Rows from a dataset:
··········

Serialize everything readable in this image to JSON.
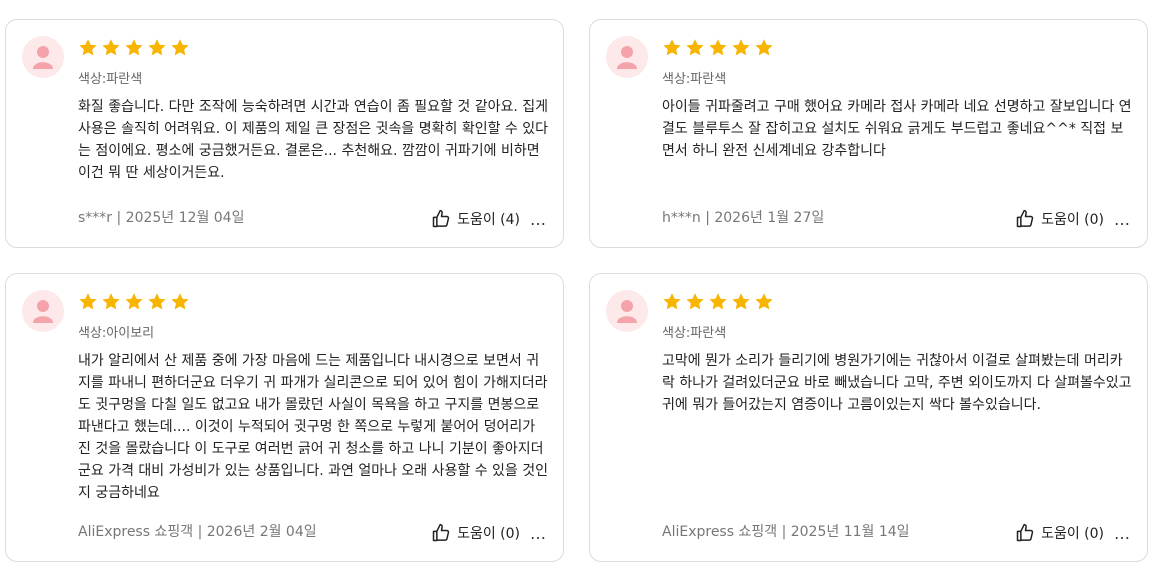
{
  "reviews": [
    {
      "variant": "색상:파란색",
      "text": "화질 좋습니다. 다만 조작에 능숙하려면 시간과 연습이 좀 필요할 것 같아요. 집게 사용은 솔직히 어려워요. 이 제품의 제일 큰 장점은 귓속을 명확히 확인할 수 있다는 점이에요. 평소에 궁금했거든요. 결론은... 추천해요. 깜깜이 귀파기에 비하면 이건 뭐 딴 세상이거든요.",
      "meta": "s***r | 2025년 12월 04일",
      "helpful": "도움이 (4)",
      "rating": 5
    },
    {
      "variant": "색상:파란색",
      "text": "아이들 귀파줄려고 구매 했어요 카메라 접사 카메라 네요 선명하고 잘보입니다 연결도 블루투스 잘 잡히고요 설치도 쉬워요 긁게도 부드럽고 좋네요^^* 직접 보면서 하니 완전 신세계네요 강추합니다",
      "meta": "h***n | 2026년 1월 27일",
      "helpful": "도움이 (0)",
      "rating": 5
    },
    {
      "variant": "색상:아이보리",
      "text": "내가 알리에서 산 제품 중에 가장 마음에 드는 제품입니다 내시경으로 보면서 귀지를 파내니 편하더군요 더우기 귀 파개가 실리콘으로 되어 있어 힘이 가해지더라도 귓구멍을 다칠 일도 없고요 내가 몰랐던 사실이 목욕을 하고 구지를 면봉으로 파낸다고 했는데.... 이것이 누적되어 귓구멍 한 쪽으로 누렇게 붙어어 덩어리가 진 것을 몰랐습니다 이 도구로 여러번 긁어 귀 청소를 하고 나니 기분이 좋아지더군요 가격 대비 가성비가 있는 상품입니다. 과연 얼마나 오래 사용할 수 있을 것인지 궁금하네요",
      "meta": "AliExpress 쇼핑객 | 2026년 2월 04일",
      "helpful": "도움이 (0)",
      "rating": 5
    },
    {
      "variant": "색상:파란색",
      "text": "고막에 뭔가 소리가 들리기에 병원가기에는 귀찮아서 이걸로 살펴봤는데 머리카락 하나가 걸려있더군요 바로 빼냈습니다 고막, 주변 외이도까지 다 살펴볼수있고 귀에 뭐가 들어갔는지 염증이나 고름이있는지 싹다 볼수있습니다.",
      "meta": "AliExpress 쇼핑객 | 2025년 11월 14일",
      "helpful": "도움이 (0)",
      "rating": 5
    }
  ],
  "more_icon": "…",
  "colors": {
    "star": "#f7b500",
    "avatar_bg": "#fde8ea",
    "avatar_fg": "#f4a3aa"
  }
}
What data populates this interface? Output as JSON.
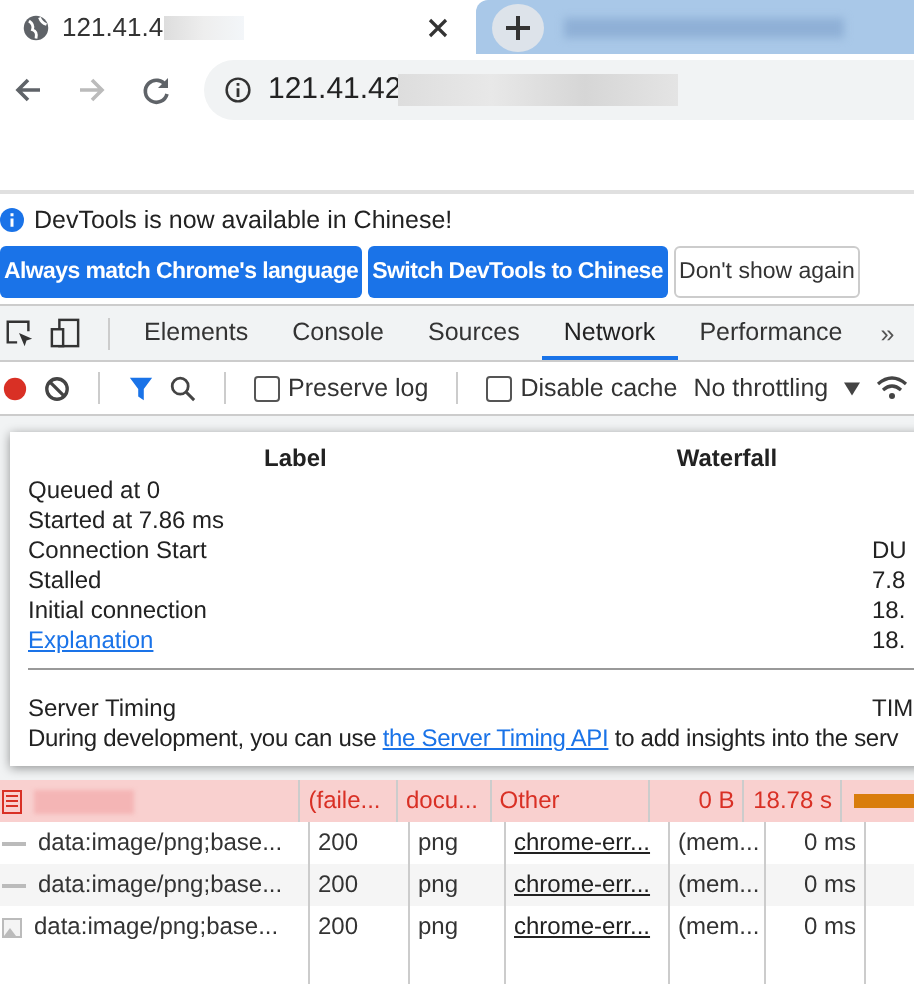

··········

EXERCISE DIRECTIONS
Locate all lines that include the word "AliExpress" and copy them out.

TASK RESULT
      "meta": "AliExpress 쇼핑객 | 2026년 2월 04일",
      "meta": "AliExpress 쇼핑객 | 2025년 11월 14일",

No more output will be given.